[Exercise directions]
Search the records below for the word "author" and show every line where it occurs.

[Dataset excerpts]
===

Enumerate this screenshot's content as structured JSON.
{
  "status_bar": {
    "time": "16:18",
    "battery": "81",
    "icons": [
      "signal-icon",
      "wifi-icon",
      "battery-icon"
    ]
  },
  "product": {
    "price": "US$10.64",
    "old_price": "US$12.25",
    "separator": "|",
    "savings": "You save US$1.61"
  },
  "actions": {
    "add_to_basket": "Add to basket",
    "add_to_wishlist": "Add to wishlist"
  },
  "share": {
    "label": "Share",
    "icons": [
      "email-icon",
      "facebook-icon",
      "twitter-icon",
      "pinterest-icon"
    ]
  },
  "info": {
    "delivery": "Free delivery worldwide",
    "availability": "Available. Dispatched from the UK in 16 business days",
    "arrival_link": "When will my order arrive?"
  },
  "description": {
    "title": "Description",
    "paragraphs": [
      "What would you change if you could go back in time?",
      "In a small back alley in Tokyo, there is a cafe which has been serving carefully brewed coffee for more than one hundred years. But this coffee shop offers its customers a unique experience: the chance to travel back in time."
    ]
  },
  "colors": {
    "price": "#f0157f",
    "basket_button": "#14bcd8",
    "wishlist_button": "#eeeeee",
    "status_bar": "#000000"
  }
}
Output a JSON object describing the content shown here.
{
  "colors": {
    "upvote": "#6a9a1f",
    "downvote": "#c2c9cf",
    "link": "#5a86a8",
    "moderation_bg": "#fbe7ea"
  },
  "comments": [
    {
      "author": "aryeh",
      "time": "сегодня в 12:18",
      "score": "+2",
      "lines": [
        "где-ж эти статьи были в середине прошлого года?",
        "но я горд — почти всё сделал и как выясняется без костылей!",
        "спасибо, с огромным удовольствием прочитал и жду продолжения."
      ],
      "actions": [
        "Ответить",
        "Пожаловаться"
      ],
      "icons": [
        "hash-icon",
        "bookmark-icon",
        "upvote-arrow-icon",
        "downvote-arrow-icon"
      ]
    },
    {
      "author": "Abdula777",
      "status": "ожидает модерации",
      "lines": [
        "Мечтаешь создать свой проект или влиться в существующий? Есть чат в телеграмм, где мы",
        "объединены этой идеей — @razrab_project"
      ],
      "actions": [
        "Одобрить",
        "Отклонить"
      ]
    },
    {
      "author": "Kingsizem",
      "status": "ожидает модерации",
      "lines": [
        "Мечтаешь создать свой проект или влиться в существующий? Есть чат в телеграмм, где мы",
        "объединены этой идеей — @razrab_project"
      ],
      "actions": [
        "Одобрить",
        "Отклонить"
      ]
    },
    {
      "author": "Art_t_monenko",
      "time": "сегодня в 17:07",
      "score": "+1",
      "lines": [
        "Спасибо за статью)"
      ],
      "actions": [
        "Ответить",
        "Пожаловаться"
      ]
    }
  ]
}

===

[Output for this exercise]
      "author": "aryeh",
      "author": "Abdula777",
      "author": "Kingsizem",
      "author": "Art_t_monenko",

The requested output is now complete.